╭─ Records for the task
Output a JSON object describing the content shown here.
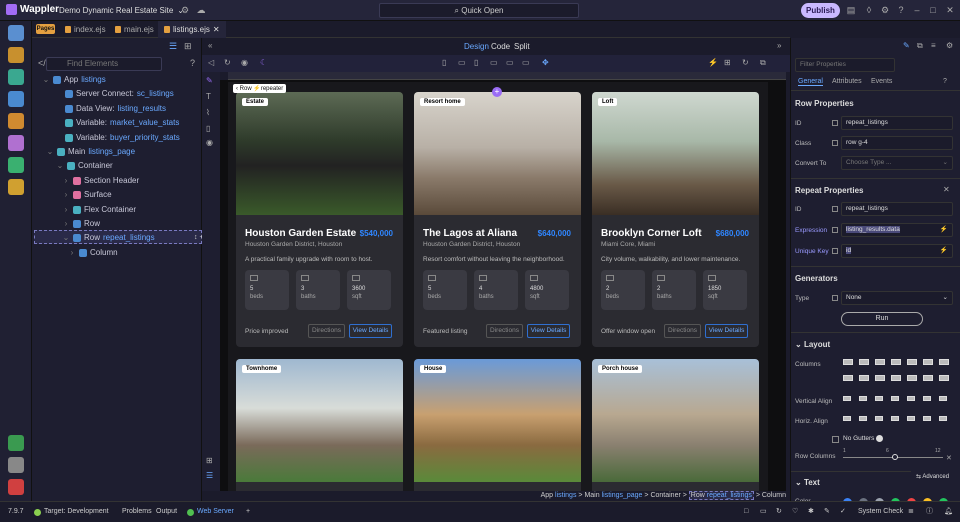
{
  "app": {
    "name": "Wappler",
    "project": "Demo Dynamic Real Estate Site",
    "quick_open": "Quick Open",
    "publish": "Publish"
  },
  "tabs": {
    "pages_badge": "Pages",
    "items": [
      "index.ejs",
      "main.ejs",
      "listings.ejs"
    ]
  },
  "structure": {
    "find_placeholder": "Find Elements",
    "nodes": [
      {
        "label": "App",
        "hl": "listings"
      },
      {
        "label": "Server Connect:",
        "hl": "sc_listings"
      },
      {
        "label": "Data View:",
        "hl": "listing_results"
      },
      {
        "label": "Variable:",
        "hl": "market_value_stats"
      },
      {
        "label": "Variable:",
        "hl": "buyer_priority_stats"
      },
      {
        "label": "Main",
        "hl": "listings_page"
      },
      {
        "label": "Container",
        "hl": ""
      },
      {
        "label": "Section Header",
        "hl": ""
      },
      {
        "label": "Surface",
        "hl": ""
      },
      {
        "label": "Flex Container",
        "hl": ""
      },
      {
        "label": "Row",
        "hl": ""
      },
      {
        "label": "Row",
        "hl": "repeat_listings"
      },
      {
        "label": "Column",
        "hl": ""
      }
    ]
  },
  "design": {
    "tabs": [
      "Design",
      "Code",
      "Split"
    ],
    "row_label": "Row",
    "repeater": "repeater"
  },
  "cards": [
    {
      "tag": "Estate",
      "title": "Houston Garden Estate",
      "price": "$540,000",
      "location": "Houston Garden District, Houston",
      "desc": "A practical family upgrade with room to host.",
      "beds": "5",
      "baths": "3",
      "sqft": "3600",
      "note": "Price improved"
    },
    {
      "tag": "Resort home",
      "title": "The Lagos at Aliana",
      "price": "$640,000",
      "location": "Houston Garden District, Houston",
      "desc": "Resort comfort without leaving the neighborhood.",
      "beds": "5",
      "baths": "4",
      "sqft": "4800",
      "note": "Featured listing"
    },
    {
      "tag": "Loft",
      "title": "Brooklyn Corner Loft",
      "price": "$680,000",
      "location": "Miami Core, Miami",
      "desc": "City volume, walkability, and lower maintenance.",
      "beds": "2",
      "baths": "2",
      "sqft": "1850",
      "note": "Offer window open"
    },
    {
      "tag": "Townhome"
    },
    {
      "tag": "House"
    },
    {
      "tag": "Porch house"
    }
  ],
  "card_labels": {
    "beds": "beds",
    "baths": "baths",
    "sqft": "sqft",
    "directions": "Directions",
    "view": "View Details"
  },
  "breadcrumb": {
    "app": "App",
    "app_hl": "listings",
    "main": "Main",
    "main_hl": "listings_page",
    "container": "Container",
    "row": "Row",
    "row_hl": "repeat_listings",
    "column": "Column"
  },
  "properties": {
    "filter_placeholder": "Filter Properties",
    "tabs": [
      "General",
      "Attributes",
      "Events"
    ],
    "row_props": "Row Properties",
    "id_label": "ID",
    "id_value": "repeat_listings",
    "class_label": "Class",
    "class_value": "row g-4",
    "convert_label": "Convert To",
    "convert_placeholder": "Choose Type ...",
    "repeat_props": "Repeat Properties",
    "r_id_value": "repeat_listings",
    "expr_label": "Expression",
    "expr_value": "listing_results.data",
    "unique_label": "Unique Key",
    "unique_value": "id",
    "generators": "Generators",
    "type_label": "Type",
    "type_value": "None",
    "run": "Run",
    "layout": "Layout",
    "columns_label": "Columns",
    "valign_label": "Vertical Align",
    "halign_label": "Horiz. Align",
    "nogutters": "No Gutters",
    "rowcols_label": "Row Columns",
    "slider_ticks": [
      "1",
      "6",
      "12"
    ],
    "advanced": "Advanced",
    "text": "Text",
    "color_label": "Color"
  },
  "status": {
    "version": "7.9.7",
    "target": "Target: Development",
    "problems": "Problems",
    "output": "Output",
    "webserver": "Web Server",
    "syscheck": "System Check"
  },
  "colors": {
    "accent": "#9a6cf5",
    "link": "#2f86ff",
    "bg": "#1b1b2b"
  },
  "swatches": [
    "#3b82f6",
    "#6b7280",
    "#9ca3af",
    "#22c55e",
    "#ef4444",
    "#fbbf24",
    "#22c55e"
  ]
}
╰─
Reproduce the records verbatim, omitting all images they contain.

Output a JSON object describing the content shown here.
{
  "app": {
    "name": "Wappler",
    "project": "Demo Dynamic Real Estate Site",
    "quick_open": "Quick Open",
    "publish": "Publish"
  },
  "tabs": {
    "pages_badge": "Pages",
    "items": [
      "index.ejs",
      "main.ejs",
      "listings.ejs"
    ]
  },
  "structure": {
    "find_placeholder": "Find Elements",
    "nodes": [
      {
        "label": "App",
        "hl": "listings"
      },
      {
        "label": "Server Connect:",
        "hl": "sc_listings"
      },
      {
        "label": "Data View:",
        "hl": "listing_results"
      },
      {
        "label": "Variable:",
        "hl": "market_value_stats"
      },
      {
        "label": "Variable:",
        "hl": "buyer_priority_stats"
      },
      {
        "label": "Main",
        "hl": "listings_page"
      },
      {
        "label": "Container",
        "hl": ""
      },
      {
        "label": "Section Header",
        "hl": ""
      },
      {
        "label": "Surface",
        "hl": ""
      },
      {
        "label": "Flex Container",
        "hl": ""
      },
      {
        "label": "Row",
        "hl": ""
      },
      {
        "label": "Row",
        "hl": "repeat_listings"
      },
      {
        "label": "Column",
        "hl": ""
      }
    ]
  },
  "design": {
    "tabs": [
      "Design",
      "Code",
      "Split"
    ],
    "row_label": "Row",
    "repeater": "repeater"
  },
  "cards": [
    {
      "tag": "Estate",
      "title": "Houston Garden Estate",
      "price": "$540,000",
      "location": "Houston Garden District, Houston",
      "desc": "A practical family upgrade with room to host.",
      "beds": "5",
      "baths": "3",
      "sqft": "3600",
      "note": "Price improved"
    },
    {
      "tag": "Resort home",
      "title": "The Lagos at Aliana",
      "price": "$640,000",
      "location": "Houston Garden District, Houston",
      "desc": "Resort comfort without leaving the neighborhood.",
      "beds": "5",
      "baths": "4",
      "sqft": "4800",
      "note": "Featured listing"
    },
    {
      "tag": "Loft",
      "title": "Brooklyn Corner Loft",
      "price": "$680,000",
      "location": "Miami Core, Miami",
      "desc": "City volume, walkability, and lower maintenance.",
      "beds": "2",
      "baths": "2",
      "sqft": "1850",
      "note": "Offer window open"
    },
    {
      "tag": "Townhome"
    },
    {
      "tag": "House"
    },
    {
      "tag": "Porch house"
    }
  ],
  "card_labels": {
    "beds": "beds",
    "baths": "baths",
    "sqft": "sqft",
    "directions": "Directions",
    "view": "View Details"
  },
  "breadcrumb": {
    "app": "App",
    "app_hl": "listings",
    "main": "Main",
    "main_hl": "listings_page",
    "container": "Container",
    "row": "Row",
    "row_hl": "repeat_listings",
    "column": "Column"
  },
  "properties": {
    "filter_placeholder": "Filter Properties",
    "tabs": [
      "General",
      "Attributes",
      "Events"
    ],
    "row_props": "Row Properties",
    "id_label": "ID",
    "id_value": "repeat_listings",
    "class_label": "Class",
    "class_value": "row g-4",
    "convert_label": "Convert To",
    "convert_placeholder": "Choose Type ...",
    "repeat_props": "Repeat Properties",
    "r_id_value": "repeat_listings",
    "expr_label": "Expression",
    "expr_value": "listing_results.data",
    "unique_label": "Unique Key",
    "unique_value": "id",
    "generators": "Generators",
    "type_label": "Type",
    "type_value": "None",
    "run": "Run",
    "layout": "Layout",
    "columns_label": "Columns",
    "valign_label": "Vertical Align",
    "halign_label": "Horiz. Align",
    "nogutters": "No Gutters",
    "rowcols_label": "Row Columns",
    "slider_ticks": [
      "1",
      "6",
      "12"
    ],
    "advanced": "Advanced",
    "text": "Text",
    "color_label": "Color"
  },
  "status": {
    "version": "7.9.7",
    "target": "Target: Development",
    "problems": "Problems",
    "output": "Output",
    "webserver": "Web Server",
    "syscheck": "System Check"
  },
  "colors": {
    "accent": "#9a6cf5",
    "link": "#2f86ff",
    "bg": "#1b1b2b"
  },
  "swatches": [
    "#3b82f6",
    "#6b7280",
    "#9ca3af",
    "#22c55e",
    "#ef4444",
    "#fbbf24",
    "#22c55e"
  ]
}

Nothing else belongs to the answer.